MATERIALS PROVIDED —
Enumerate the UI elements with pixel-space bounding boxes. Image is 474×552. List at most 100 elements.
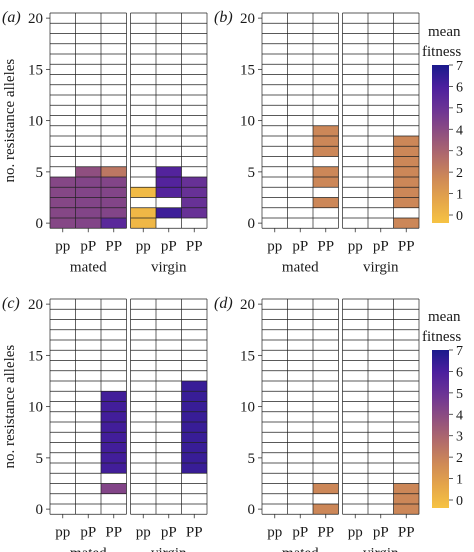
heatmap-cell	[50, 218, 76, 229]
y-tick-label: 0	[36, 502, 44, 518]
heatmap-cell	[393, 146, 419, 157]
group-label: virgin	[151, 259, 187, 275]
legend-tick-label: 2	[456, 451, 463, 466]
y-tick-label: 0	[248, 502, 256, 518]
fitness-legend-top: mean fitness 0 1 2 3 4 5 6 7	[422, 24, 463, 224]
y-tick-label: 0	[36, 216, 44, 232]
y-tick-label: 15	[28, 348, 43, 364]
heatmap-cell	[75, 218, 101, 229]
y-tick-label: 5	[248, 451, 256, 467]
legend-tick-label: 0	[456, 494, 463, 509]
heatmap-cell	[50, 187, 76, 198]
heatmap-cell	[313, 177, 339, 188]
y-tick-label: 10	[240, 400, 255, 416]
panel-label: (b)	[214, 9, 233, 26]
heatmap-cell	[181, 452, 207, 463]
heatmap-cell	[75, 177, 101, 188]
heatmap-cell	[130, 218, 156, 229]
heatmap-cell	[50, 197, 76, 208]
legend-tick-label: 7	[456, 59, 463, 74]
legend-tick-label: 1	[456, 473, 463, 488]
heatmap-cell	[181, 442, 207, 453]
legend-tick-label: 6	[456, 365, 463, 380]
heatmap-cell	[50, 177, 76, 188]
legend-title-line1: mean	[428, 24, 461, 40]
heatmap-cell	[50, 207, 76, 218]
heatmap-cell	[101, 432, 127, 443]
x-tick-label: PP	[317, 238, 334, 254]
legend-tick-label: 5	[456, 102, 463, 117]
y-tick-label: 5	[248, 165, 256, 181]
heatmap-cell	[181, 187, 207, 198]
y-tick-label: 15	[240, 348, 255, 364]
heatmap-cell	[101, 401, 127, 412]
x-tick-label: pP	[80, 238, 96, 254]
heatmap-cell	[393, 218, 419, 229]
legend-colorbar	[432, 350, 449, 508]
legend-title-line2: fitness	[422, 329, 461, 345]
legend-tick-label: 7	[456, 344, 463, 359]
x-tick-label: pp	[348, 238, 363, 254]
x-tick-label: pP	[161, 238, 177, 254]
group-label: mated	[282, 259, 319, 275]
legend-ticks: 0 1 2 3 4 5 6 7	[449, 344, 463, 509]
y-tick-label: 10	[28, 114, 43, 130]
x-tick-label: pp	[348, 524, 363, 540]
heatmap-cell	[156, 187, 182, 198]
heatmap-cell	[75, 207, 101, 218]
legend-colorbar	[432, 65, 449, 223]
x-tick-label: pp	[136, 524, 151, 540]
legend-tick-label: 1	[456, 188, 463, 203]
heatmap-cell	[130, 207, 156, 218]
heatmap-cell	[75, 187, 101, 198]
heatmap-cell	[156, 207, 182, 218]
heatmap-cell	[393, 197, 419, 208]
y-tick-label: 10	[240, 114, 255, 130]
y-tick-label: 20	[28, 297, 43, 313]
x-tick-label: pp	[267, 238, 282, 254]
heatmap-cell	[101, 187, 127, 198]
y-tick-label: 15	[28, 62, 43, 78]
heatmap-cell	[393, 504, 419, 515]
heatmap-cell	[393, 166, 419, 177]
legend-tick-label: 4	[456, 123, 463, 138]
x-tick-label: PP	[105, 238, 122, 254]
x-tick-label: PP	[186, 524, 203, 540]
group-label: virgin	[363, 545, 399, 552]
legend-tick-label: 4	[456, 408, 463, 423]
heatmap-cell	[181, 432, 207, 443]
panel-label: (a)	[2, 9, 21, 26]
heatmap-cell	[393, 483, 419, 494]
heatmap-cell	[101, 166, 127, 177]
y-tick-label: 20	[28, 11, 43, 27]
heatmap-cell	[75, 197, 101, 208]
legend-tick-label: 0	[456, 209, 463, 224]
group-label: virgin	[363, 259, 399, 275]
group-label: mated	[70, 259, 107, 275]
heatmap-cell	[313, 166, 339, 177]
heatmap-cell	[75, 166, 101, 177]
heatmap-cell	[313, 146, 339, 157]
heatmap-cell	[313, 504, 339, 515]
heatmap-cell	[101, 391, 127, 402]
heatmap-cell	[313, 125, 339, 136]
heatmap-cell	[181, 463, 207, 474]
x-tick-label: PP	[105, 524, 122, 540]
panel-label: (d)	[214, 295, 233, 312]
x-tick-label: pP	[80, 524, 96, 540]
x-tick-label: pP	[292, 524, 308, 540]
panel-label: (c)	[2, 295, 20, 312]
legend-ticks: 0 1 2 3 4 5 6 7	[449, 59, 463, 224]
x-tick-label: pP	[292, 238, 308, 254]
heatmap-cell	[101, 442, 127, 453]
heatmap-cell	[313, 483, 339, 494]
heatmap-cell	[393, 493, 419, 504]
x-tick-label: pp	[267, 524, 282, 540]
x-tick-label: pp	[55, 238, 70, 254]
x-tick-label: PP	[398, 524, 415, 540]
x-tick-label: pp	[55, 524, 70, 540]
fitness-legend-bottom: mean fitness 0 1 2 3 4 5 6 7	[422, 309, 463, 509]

==

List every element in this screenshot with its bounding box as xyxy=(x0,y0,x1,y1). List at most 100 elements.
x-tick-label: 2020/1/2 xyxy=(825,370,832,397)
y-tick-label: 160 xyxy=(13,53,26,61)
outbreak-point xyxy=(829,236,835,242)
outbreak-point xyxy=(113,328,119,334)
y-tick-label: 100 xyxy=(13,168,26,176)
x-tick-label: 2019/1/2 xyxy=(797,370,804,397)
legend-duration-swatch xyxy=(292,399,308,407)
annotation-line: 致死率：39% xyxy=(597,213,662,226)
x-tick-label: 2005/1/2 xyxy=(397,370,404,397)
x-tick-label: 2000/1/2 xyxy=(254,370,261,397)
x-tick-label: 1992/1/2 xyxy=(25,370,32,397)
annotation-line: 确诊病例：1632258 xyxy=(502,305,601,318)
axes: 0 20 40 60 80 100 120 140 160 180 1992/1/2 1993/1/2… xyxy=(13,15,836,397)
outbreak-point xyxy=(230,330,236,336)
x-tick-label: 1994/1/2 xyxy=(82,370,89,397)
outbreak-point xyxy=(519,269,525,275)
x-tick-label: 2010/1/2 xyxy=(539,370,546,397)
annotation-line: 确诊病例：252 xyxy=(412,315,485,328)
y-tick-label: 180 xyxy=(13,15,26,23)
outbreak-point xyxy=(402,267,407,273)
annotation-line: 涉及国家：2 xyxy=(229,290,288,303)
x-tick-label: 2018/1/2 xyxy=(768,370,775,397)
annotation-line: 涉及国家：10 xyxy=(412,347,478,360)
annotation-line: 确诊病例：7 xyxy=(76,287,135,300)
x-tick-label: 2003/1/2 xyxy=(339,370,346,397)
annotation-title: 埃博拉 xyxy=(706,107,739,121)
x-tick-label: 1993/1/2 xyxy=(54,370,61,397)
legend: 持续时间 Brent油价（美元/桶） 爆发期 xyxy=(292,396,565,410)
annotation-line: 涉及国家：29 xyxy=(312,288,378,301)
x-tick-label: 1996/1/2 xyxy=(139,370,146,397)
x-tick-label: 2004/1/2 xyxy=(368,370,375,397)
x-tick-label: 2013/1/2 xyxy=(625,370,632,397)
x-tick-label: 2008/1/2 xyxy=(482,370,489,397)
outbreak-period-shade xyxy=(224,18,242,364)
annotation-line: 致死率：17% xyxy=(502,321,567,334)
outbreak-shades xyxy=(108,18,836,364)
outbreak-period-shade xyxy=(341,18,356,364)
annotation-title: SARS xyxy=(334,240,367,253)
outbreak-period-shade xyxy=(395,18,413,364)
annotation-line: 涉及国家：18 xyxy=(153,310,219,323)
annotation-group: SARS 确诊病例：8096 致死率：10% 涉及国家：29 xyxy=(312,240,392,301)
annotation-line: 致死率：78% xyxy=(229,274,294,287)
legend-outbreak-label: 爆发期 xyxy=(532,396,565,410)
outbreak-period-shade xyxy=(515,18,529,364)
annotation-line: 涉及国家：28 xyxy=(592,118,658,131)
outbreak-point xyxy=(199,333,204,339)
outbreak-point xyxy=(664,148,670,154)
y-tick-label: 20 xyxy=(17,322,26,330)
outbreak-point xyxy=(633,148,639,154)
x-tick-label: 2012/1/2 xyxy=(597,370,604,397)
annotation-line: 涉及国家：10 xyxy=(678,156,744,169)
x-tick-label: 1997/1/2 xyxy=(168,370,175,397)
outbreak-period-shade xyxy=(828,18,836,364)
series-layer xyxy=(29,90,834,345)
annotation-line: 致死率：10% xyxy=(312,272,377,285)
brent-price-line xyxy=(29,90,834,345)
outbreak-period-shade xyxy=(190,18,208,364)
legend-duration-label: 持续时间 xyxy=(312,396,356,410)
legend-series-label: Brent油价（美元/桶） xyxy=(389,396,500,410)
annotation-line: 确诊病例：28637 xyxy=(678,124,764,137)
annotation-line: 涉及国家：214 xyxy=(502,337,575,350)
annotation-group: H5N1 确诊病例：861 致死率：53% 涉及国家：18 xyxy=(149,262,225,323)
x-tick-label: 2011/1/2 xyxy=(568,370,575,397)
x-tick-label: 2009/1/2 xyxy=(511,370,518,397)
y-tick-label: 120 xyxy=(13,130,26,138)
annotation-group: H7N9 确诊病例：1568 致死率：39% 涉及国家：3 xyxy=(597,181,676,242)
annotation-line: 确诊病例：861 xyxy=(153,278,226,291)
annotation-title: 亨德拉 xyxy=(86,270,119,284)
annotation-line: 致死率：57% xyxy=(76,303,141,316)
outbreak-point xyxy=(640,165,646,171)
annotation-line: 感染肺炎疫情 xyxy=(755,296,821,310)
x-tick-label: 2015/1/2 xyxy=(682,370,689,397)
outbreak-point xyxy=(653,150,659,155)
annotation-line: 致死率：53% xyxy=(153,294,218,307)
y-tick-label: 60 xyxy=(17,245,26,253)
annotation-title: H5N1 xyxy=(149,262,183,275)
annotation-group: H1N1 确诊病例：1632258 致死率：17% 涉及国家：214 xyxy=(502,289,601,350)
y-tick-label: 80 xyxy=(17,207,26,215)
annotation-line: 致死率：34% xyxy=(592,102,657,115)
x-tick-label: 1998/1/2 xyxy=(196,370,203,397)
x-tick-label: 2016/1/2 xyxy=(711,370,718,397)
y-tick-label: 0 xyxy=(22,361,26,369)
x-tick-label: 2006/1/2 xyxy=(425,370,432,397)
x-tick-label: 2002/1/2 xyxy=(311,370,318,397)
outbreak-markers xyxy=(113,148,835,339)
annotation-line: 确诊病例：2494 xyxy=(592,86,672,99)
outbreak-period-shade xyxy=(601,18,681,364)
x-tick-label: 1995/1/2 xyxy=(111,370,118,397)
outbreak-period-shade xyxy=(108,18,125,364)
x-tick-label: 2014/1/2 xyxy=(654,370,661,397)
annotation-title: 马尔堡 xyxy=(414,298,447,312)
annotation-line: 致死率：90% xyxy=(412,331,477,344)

--

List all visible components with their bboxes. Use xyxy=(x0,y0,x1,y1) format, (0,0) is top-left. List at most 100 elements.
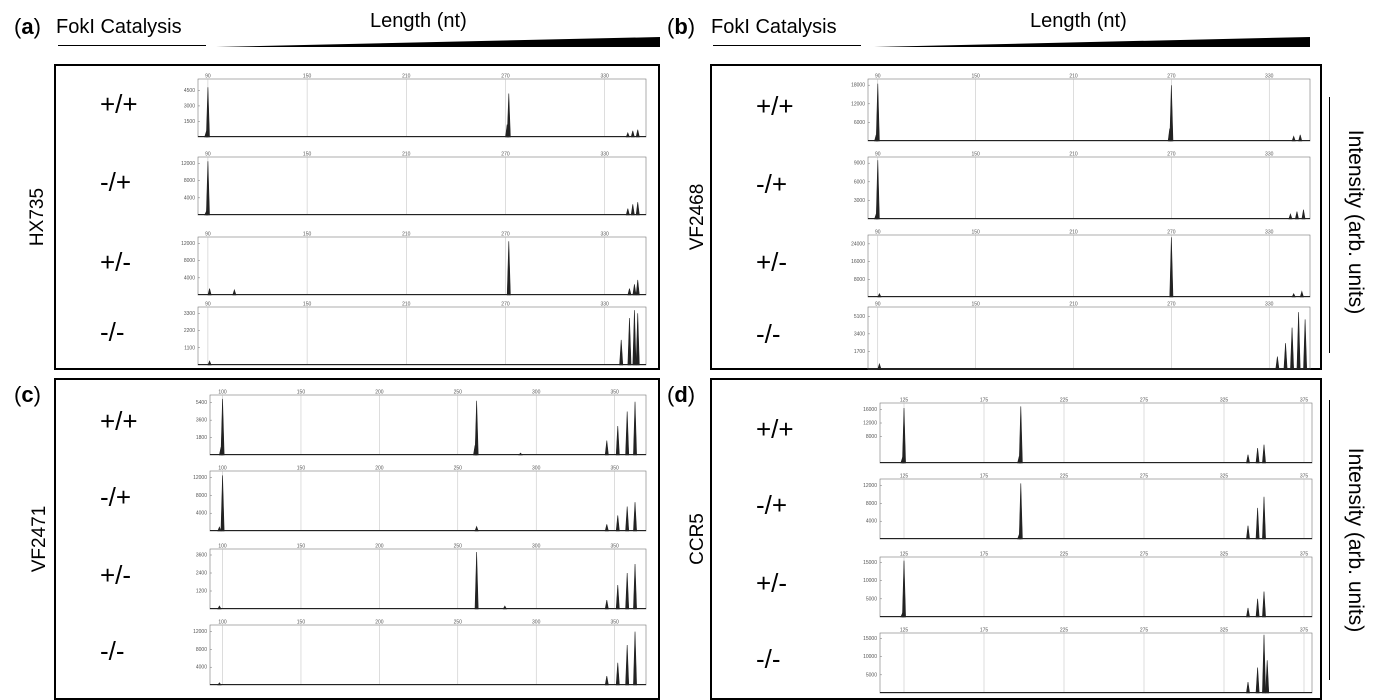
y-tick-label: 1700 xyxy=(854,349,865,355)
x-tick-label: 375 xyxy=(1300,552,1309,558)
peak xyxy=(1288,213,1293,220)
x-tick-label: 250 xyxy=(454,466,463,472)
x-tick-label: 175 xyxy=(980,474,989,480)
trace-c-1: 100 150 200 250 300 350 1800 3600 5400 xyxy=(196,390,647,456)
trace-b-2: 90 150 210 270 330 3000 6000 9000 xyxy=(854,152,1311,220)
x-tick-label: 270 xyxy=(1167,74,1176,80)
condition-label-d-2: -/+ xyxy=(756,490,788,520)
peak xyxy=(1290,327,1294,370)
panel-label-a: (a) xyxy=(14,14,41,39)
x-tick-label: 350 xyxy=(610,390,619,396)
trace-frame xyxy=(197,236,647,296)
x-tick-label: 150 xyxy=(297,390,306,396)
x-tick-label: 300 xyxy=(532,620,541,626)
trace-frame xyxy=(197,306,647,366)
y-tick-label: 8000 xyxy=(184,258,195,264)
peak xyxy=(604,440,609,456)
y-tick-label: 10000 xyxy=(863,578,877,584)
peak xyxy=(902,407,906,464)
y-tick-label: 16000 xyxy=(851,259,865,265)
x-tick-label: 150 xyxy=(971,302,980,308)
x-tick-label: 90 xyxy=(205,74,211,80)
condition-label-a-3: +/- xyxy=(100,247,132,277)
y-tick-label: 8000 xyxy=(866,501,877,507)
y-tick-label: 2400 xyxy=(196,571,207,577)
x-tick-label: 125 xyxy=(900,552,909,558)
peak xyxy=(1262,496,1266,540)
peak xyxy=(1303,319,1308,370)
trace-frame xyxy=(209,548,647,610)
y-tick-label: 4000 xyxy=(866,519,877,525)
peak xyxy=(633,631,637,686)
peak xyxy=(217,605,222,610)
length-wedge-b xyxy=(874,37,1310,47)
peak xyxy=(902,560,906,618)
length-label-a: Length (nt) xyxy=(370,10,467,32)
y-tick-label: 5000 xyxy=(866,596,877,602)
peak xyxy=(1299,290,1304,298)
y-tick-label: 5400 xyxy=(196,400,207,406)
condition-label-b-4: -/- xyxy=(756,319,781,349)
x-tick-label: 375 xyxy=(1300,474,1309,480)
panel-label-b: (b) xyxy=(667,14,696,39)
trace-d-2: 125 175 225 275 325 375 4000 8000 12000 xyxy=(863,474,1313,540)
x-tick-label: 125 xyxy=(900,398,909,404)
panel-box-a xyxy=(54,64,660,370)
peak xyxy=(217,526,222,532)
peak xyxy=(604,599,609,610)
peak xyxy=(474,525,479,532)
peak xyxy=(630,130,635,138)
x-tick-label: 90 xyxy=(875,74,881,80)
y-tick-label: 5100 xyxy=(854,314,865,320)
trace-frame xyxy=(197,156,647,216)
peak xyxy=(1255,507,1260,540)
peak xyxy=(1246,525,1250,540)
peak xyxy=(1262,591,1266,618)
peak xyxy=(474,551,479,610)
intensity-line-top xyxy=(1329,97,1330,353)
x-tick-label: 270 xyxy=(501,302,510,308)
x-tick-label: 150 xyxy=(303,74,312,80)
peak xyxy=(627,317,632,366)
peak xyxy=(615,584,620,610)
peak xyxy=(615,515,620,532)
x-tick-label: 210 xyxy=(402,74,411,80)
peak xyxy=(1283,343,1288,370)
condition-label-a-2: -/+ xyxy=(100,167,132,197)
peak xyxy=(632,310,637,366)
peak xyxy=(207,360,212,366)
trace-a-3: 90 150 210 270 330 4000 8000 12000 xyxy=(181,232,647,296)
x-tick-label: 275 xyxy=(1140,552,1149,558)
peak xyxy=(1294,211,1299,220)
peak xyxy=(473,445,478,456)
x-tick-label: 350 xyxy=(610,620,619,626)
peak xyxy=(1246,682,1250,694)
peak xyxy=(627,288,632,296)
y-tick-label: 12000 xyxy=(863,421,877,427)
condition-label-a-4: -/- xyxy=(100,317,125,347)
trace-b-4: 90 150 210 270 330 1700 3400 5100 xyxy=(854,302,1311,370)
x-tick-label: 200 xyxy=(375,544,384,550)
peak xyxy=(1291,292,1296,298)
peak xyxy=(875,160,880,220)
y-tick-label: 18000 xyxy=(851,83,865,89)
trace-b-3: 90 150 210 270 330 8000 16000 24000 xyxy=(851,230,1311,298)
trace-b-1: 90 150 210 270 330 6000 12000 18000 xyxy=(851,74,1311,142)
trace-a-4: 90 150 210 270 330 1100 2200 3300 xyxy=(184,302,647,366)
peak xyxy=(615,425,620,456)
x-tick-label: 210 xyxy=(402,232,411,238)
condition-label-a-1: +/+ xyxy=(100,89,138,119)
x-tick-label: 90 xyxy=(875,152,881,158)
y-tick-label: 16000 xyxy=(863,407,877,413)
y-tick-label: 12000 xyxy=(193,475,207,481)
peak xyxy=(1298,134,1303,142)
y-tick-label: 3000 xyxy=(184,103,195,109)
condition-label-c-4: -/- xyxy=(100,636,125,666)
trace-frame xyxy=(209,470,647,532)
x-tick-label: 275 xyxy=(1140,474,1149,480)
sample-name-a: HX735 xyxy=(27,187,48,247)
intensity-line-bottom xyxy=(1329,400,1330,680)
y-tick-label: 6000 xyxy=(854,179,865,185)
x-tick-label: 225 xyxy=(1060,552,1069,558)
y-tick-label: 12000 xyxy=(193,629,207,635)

WHAT IS ASKED — How many lines in the records above contain the string "length"? Case counts. Give only the number.

RESPONSE — 2